Selected text.
=-=-=
A year ago I was in London. My first night there, it was cold and rainy—the worst weather of my short trip. In spite of that, there was a walk to take—a walking tour of locations connected to Dickens and A Christmas Carol. Only a handful (6? 8 at the most) came out for that walk. At some point in the night, I was recruited to help read from The Pickwick Papers. The walk ended at The George with mulled wine, and guests out of doors in the cold singing.
The memory is happy and sad. I had traveled to London with a woman whom I deeply loved. I had traveled with some amount of trepidation; I knew she had other stars in her eyes, or, at the very least, that she doubted that I was star enough for her eyes. However, London was a promise I had made to myself long ago, and I was fulfilling that promise, or, again, at the very least, making the first steps toward that promise. The trip was a dream and reminded me of why I made that promise years ago.
One part of the promise involved travel. When I was a graduate student, I had been accepted to travel to London to help with a program at my school. I did not go. I had met a woman and thought we were going to be married, so I reneged on my duties and planned a wedding and a life. The marriage did not happen. I stayed in Binghamton for the spring instead of traveling. I promised myself that I would go, and go beyond.
The other part of the promise was to write.
I had gone to Binghamton to be a writer. I began grad school at 28 with only a thin idea of what I wanted to write. To be honest, my idea of myself as a writer was entirely romantic—in that way Shelley’s idea of the poet from In Defense of Poetry is romantic. Such an idea, without a steadily glowing ember of practice, is not sustainable. My writing, though full of hopeful ideas, had not taken proper root. I was a dilettante—determined, but without that obsessive drive that propels most writers. While I was in grad school, I delved into the academic side of my studies—the ideas were thrilling, and it was easier to make headway there.
My first writing workshop focused on short fiction. Although I had written a couple of short stories and read some, especially when I was younger and gobbled up anthologies of supernatural stories, I came to writing because of novels, especially the magical realism of Gabriel Garcia Marquez and Mark Helprin. I wanted big strange things to happen in my work, and for my work to reflect a world in which the impossible was ever-present—if stalwartly and stupidly ignored. I wanted to shine a light on that world. Did I know that then? I do not think that I could have made a clear statement of exactly what I wanted, besides to “be a writer.” That is hardly enough.
I struggled with short work. I wish I could say that I had ten dozen ideas waiting to spring Athena-like from my forehead. I did not. After two years, I somehow cobbled together enough work for a Master’s Thesis, but the work relied too much on retelling stories from my life. I invented nothing. It wasn’t until my third year that I began to find my footing, and then only in the shortest of pieces, prose poems.
While academic writing can flourish jumping from George Chapman to Virginia Woolf to Charles Dickens, from Michel Foucault to Alice Jardine to Judith Butler, creative writing needs a steady—almost boring—focus. You have to sit at the grindstone. You have to want to sit at the grindstone, putting the millstone around your neck the way someone else might blithely doff a silk cravat, tied while running toward a morning meeting, or an afternoon assignation. It’s a damned heavy tie. And there must be something magical and transformative. The words must have the power to change the world.
=-=-=
Extracted material.

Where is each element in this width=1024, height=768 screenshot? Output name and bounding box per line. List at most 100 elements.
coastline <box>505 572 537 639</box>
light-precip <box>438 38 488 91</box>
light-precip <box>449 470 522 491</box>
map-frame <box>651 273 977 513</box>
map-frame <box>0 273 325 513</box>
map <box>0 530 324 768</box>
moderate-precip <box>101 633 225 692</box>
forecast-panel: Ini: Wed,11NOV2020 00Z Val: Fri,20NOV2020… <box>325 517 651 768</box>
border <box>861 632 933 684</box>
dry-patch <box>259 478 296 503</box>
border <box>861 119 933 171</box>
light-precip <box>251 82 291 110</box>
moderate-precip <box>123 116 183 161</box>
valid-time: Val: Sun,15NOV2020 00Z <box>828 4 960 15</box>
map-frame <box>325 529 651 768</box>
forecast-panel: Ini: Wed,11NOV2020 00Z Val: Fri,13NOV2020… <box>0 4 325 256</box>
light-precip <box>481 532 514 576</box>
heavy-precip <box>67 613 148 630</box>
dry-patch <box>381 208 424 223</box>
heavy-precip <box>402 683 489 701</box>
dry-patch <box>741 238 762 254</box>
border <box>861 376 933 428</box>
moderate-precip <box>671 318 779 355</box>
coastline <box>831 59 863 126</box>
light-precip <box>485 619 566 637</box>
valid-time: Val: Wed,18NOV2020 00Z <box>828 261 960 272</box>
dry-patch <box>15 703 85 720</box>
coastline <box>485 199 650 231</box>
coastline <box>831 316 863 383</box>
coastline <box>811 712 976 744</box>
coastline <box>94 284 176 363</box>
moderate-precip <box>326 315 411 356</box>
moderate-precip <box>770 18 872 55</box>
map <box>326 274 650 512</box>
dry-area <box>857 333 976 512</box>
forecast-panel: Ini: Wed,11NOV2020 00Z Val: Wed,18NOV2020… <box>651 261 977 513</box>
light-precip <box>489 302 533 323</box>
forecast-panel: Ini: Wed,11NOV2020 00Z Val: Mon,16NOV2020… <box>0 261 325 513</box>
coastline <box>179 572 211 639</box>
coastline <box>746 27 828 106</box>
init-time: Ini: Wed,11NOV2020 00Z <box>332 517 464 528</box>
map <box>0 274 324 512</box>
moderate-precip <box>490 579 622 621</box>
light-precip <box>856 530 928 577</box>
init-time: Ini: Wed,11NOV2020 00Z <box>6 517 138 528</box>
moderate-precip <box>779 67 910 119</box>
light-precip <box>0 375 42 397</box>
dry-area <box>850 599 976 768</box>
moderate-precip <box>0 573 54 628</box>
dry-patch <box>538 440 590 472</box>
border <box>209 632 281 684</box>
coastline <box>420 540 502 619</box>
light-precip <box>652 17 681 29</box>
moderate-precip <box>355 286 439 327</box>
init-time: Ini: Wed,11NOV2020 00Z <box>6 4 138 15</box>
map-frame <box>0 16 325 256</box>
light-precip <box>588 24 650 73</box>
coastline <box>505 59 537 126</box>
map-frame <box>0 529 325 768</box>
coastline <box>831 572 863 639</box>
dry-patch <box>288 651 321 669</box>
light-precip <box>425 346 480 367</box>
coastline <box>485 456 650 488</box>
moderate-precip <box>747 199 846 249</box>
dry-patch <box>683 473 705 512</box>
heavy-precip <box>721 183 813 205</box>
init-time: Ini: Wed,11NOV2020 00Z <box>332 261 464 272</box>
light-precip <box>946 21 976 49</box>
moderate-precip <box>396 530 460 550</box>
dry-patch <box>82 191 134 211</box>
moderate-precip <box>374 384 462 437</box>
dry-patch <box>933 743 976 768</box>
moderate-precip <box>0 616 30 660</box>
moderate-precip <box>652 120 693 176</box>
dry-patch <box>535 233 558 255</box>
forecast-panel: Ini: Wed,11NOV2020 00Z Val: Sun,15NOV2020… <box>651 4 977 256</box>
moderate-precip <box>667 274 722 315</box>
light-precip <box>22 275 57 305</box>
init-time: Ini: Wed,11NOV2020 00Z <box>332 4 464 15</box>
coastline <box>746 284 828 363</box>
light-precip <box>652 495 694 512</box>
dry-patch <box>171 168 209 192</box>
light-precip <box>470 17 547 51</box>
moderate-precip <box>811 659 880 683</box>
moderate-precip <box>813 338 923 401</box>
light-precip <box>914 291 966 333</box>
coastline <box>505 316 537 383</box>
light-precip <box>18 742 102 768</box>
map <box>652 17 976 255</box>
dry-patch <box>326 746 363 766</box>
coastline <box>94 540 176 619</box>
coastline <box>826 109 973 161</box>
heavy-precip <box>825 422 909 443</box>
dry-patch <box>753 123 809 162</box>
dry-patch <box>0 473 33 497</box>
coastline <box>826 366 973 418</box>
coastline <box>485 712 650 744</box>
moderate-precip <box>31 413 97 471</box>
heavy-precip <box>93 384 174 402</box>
=-=-=
Stated exercise. Return everything from "One part of" down to "was to write." in the essay about London and writing above, copied word for word.

Correct response.
One part of the promise involved travel. When I was a graduate student, I had been accepted to travel to London to help with a program at my school. I did not go. I had met a woman and thought we were going to be married, so I reneged on my duties and planned a wedding and a life. The marriage did not happen. I stayed in Binghamton for the spring instead of traveling. I promised myself that I would go, and go beyond.
The other part of the promise was to write.